Records for the exercise>
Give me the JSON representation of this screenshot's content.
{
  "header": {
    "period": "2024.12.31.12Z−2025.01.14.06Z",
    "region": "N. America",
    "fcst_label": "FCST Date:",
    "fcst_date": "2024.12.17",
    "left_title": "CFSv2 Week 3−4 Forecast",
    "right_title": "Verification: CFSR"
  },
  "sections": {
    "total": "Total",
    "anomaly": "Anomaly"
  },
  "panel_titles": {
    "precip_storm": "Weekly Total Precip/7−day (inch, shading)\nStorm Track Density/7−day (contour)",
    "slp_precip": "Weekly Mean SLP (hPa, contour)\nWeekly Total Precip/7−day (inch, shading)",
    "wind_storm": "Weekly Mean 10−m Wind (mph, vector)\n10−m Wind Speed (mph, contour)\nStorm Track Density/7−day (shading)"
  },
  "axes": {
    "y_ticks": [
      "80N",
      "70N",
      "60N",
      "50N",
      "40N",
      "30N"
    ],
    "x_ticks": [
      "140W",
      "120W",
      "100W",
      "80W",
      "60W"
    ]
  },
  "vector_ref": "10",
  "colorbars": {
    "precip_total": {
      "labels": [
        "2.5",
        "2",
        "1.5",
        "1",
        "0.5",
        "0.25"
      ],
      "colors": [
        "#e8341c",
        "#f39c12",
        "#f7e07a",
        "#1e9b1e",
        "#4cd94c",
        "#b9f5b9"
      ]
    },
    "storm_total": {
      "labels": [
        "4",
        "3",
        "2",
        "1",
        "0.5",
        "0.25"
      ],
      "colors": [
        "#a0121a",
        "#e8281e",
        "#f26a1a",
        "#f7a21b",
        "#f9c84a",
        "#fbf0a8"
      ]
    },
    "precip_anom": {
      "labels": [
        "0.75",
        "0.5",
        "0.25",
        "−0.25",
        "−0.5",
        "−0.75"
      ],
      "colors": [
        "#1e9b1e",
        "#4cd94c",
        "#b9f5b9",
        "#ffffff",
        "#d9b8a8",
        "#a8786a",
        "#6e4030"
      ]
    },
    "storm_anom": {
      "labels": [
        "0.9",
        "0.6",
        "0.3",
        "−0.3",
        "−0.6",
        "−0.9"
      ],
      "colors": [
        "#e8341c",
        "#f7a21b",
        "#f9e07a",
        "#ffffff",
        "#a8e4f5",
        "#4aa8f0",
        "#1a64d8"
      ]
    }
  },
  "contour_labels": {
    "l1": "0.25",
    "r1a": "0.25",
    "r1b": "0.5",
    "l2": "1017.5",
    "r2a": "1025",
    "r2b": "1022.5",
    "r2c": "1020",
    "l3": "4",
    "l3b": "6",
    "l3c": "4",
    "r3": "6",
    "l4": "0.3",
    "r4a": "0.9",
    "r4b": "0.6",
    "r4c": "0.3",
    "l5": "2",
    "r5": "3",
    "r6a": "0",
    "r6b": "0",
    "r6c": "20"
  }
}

Exercise brief> What do the records say? Quote them all exactly.

Written answer>
Give me the JSON representation of this screenshot's content.
{
  "header": {
    "period": "2024.12.31.12Z−2025.01.14.06Z",
    "region": "N. America",
    "fcst_label": "FCST Date:",
    "fcst_date": "2024.12.17",
    "left_title": "CFSv2 Week 3−4 Forecast",
    "right_title": "Verification: CFSR"
  },
  "sections": {
    "total": "Total",
    "anomaly": "Anomaly"
  },
  "panel_titles": {
    "precip_storm": "Weekly Total Precip/7−day (inch, shading)\nStorm Track Density/7−day (contour)",
    "slp_precip": "Weekly Mean SLP (hPa, contour)\nWeekly Total Precip/7−day (inch, shading)",
    "wind_storm": "Weekly Mean 10−m Wind (mph, vector)\n10−m Wind Speed (mph, contour)\nStorm Track Density/7−day (shading)"
  },
  "axes": {
    "y_ticks": [
      "80N",
      "70N",
      "60N",
      "50N",
      "40N",
      "30N"
    ],
    "x_ticks": [
      "140W",
      "120W",
      "100W",
      "80W",
      "60W"
    ]
  },
  "vector_ref": "10",
  "colorbars": {
    "precip_total": {
      "labels": [
        "2.5",
        "2",
        "1.5",
        "1",
        "0.5",
        "0.25"
      ],
      "colors": [
        "#e8341c",
        "#f39c12",
        "#f7e07a",
        "#1e9b1e",
        "#4cd94c",
        "#b9f5b9"
      ]
    },
    "storm_total": {
      "labels": [
        "4",
        "3",
        "2",
        "1",
        "0.5",
        "0.25"
      ],
      "colors": [
        "#a0121a",
        "#e8281e",
        "#f26a1a",
        "#f7a21b",
        "#f9c84a",
        "#fbf0a8"
      ]
    },
    "precip_anom": {
      "labels": [
        "0.75",
        "0.5",
        "0.25",
        "−0.25",
        "−0.5",
        "−0.75"
      ],
      "colors": [
        "#1e9b1e",
        "#4cd94c",
        "#b9f5b9",
        "#ffffff",
        "#d9b8a8",
        "#a8786a",
        "#6e4030"
      ]
    },
    "storm_anom": {
      "labels": [
        "0.9",
        "0.6",
        "0.3",
        "−0.3",
        "−0.6",
        "−0.9"
      ],
      "colors": [
        "#e8341c",
        "#f7a21b",
        "#f9e07a",
        "#ffffff",
        "#a8e4f5",
        "#4aa8f0",
        "#1a64d8"
      ]
    }
  },
  "contour_labels": {
    "l1": "0.25",
    "r1a": "0.25",
    "r1b": "0.5",
    "l2": "1017.5",
    "r2a": "1025",
    "r2b": "1022.5",
    "r2c": "1020",
    "l3": "4",
    "l3b": "6",
    "l3c": "4",
    "r3": "6",
    "l4": "0.3",
    "r4a": "0.9",
    "r4b": "0.6",
    "r4c": "0.3",
    "l5": "2",
    "r5": "3",
    "r6a": "0",
    "r6b": "0",
    "r6c": "20"
  }
}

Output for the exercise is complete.